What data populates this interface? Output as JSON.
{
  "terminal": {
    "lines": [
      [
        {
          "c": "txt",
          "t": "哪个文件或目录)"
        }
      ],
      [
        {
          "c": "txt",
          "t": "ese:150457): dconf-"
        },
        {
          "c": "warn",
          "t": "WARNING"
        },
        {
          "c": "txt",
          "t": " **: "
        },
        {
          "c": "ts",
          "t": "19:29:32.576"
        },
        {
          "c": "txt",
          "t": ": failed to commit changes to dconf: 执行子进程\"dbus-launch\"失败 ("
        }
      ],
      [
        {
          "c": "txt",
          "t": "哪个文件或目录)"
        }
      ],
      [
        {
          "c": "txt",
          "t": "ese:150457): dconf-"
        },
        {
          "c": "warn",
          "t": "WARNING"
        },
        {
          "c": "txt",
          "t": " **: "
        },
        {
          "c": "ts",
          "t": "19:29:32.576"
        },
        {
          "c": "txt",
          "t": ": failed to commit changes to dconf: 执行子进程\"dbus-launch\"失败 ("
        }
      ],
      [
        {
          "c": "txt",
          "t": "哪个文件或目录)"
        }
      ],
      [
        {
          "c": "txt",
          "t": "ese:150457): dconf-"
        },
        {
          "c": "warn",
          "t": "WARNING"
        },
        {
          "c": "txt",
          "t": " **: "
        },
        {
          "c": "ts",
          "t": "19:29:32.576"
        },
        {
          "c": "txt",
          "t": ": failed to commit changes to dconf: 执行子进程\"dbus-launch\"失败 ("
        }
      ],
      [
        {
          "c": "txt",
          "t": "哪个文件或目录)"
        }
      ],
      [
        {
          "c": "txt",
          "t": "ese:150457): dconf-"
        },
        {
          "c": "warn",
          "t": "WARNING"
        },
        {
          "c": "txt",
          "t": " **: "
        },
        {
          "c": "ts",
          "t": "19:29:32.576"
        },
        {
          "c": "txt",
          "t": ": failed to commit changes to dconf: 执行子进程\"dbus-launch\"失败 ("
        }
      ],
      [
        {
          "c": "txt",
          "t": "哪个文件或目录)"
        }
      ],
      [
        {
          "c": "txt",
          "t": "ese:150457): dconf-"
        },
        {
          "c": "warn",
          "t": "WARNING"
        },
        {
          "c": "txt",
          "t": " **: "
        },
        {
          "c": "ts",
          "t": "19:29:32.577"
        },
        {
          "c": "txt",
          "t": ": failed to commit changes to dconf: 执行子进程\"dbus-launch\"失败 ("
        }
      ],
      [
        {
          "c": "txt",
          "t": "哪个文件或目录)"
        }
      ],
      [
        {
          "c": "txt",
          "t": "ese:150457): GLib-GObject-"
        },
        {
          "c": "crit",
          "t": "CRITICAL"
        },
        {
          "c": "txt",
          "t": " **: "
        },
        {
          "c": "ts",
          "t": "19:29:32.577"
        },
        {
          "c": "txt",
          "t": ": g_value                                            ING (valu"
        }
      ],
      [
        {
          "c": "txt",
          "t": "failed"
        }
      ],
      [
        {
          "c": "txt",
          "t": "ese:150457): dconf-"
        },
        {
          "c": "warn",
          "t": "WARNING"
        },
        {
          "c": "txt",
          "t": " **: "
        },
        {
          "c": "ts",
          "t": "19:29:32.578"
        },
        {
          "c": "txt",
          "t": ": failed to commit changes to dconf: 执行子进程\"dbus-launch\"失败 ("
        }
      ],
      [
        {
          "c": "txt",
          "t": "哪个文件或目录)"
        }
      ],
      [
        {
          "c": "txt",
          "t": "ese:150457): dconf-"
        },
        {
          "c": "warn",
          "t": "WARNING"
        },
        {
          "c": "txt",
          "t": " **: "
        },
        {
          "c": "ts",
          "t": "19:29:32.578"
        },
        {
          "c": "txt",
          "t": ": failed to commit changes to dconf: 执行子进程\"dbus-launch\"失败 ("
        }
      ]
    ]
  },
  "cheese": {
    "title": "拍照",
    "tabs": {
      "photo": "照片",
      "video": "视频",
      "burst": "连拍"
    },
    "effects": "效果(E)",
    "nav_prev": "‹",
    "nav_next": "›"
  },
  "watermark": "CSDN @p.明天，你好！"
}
= = = = =
**Brief**: Repeat the entries shown above, every one, word for word.

**Solved exercise**:
What data populates this interface? Output as JSON.
{
  "terminal": {
    "lines": [
      [
        {
          "c": "txt",
          "t": "哪个文件或目录)"
        }
      ],
      [
        {
          "c": "txt",
          "t": "ese:150457): dconf-"
        },
        {
          "c": "warn",
          "t": "WARNING"
        },
        {
          "c": "txt",
          "t": " **: "
        },
        {
          "c": "ts",
          "t": "19:29:32.576"
        },
        {
          "c": "txt",
          "t": ": failed to commit changes to dconf: 执行子进程\"dbus-launch\"失败 ("
        }
      ],
      [
        {
          "c": "txt",
          "t": "哪个文件或目录)"
        }
      ],
      [
        {
          "c": "txt",
          "t": "ese:150457): dconf-"
        },
        {
          "c": "warn",
          "t": "WARNING"
        },
        {
          "c": "txt",
          "t": " **: "
        },
        {
          "c": "ts",
          "t": "19:29:32.576"
        },
        {
          "c": "txt",
          "t": ": failed to commit changes to dconf: 执行子进程\"dbus-launch\"失败 ("
        }
      ],
      [
        {
          "c": "txt",
          "t": "哪个文件或目录)"
        }
      ],
      [
        {
          "c": "txt",
          "t": "ese:150457): dconf-"
        },
        {
          "c": "warn",
          "t": "WARNING"
        },
        {
          "c": "txt",
          "t": " **: "
        },
        {
          "c": "ts",
          "t": "19:29:32.576"
        },
        {
          "c": "txt",
          "t": ": failed to commit changes to dconf: 执行子进程\"dbus-launch\"失败 ("
        }
      ],
      [
        {
          "c": "txt",
          "t": "哪个文件或目录)"
        }
      ],
      [
        {
          "c": "txt",
          "t": "ese:150457): dconf-"
        },
        {
          "c": "warn",
          "t": "WARNING"
        },
        {
          "c": "txt",
          "t": " **: "
        },
        {
          "c": "ts",
          "t": "19:29:32.576"
        },
        {
          "c": "txt",
          "t": ": failed to commit changes to dconf: 执行子进程\"dbus-launch\"失败 ("
        }
      ],
      [
        {
          "c": "txt",
          "t": "哪个文件或目录)"
        }
      ],
      [
        {
          "c": "txt",
          "t": "ese:150457): dconf-"
        },
        {
          "c": "warn",
          "t": "WARNING"
        },
        {
          "c": "txt",
          "t": " **: "
        },
        {
          "c": "ts",
          "t": "19:29:32.577"
        },
        {
          "c": "txt",
          "t": ": failed to commit changes to dconf: 执行子进程\"dbus-launch\"失败 ("
        }
      ],
      [
        {
          "c": "txt",
          "t": "哪个文件或目录)"
        }
      ],
      [
        {
          "c": "txt",
          "t": "ese:150457): GLib-GObject-"
        },
        {
          "c": "crit",
          "t": "CRITICAL"
        },
        {
          "c": "txt",
          "t": " **: "
        },
        {
          "c": "ts",
          "t": "19:29:32.577"
        },
        {
          "c": "txt",
          "t": ": g_value                                            ING (valu"
        }
      ],
      [
        {
          "c": "txt",
          "t": "failed"
        }
      ],
      [
        {
          "c": "txt",
          "t": "ese:150457): dconf-"
        },
        {
          "c": "warn",
          "t": "WARNING"
        },
        {
          "c": "txt",
          "t": " **: "
        },
        {
          "c": "ts",
          "t": "19:29:32.578"
        },
        {
          "c": "txt",
          "t": ": failed to commit changes to dconf: 执行子进程\"dbus-launch\"失败 ("
        }
      ],
      [
        {
          "c": "txt",
          "t": "哪个文件或目录)"
        }
      ],
      [
        {
          "c": "txt",
          "t": "ese:150457): dconf-"
        },
        {
          "c": "warn",
          "t": "WARNING"
        },
        {
          "c": "txt",
          "t": " **: "
        },
        {
          "c": "ts",
          "t": "19:29:32.578"
        },
        {
          "c": "txt",
          "t": ": failed to commit changes to dconf: 执行子进程\"dbus-launch\"失败 ("
        }
      ]
    ]
  },
  "cheese": {
    "title": "拍照",
    "tabs": {
      "photo": "照片",
      "video": "视频",
      "burst": "连拍"
    },
    "effects": "效果(E)",
    "nav_prev": "‹",
    "nav_next": "›"
  },
  "watermark": "CSDN @p.明天，你好！"
}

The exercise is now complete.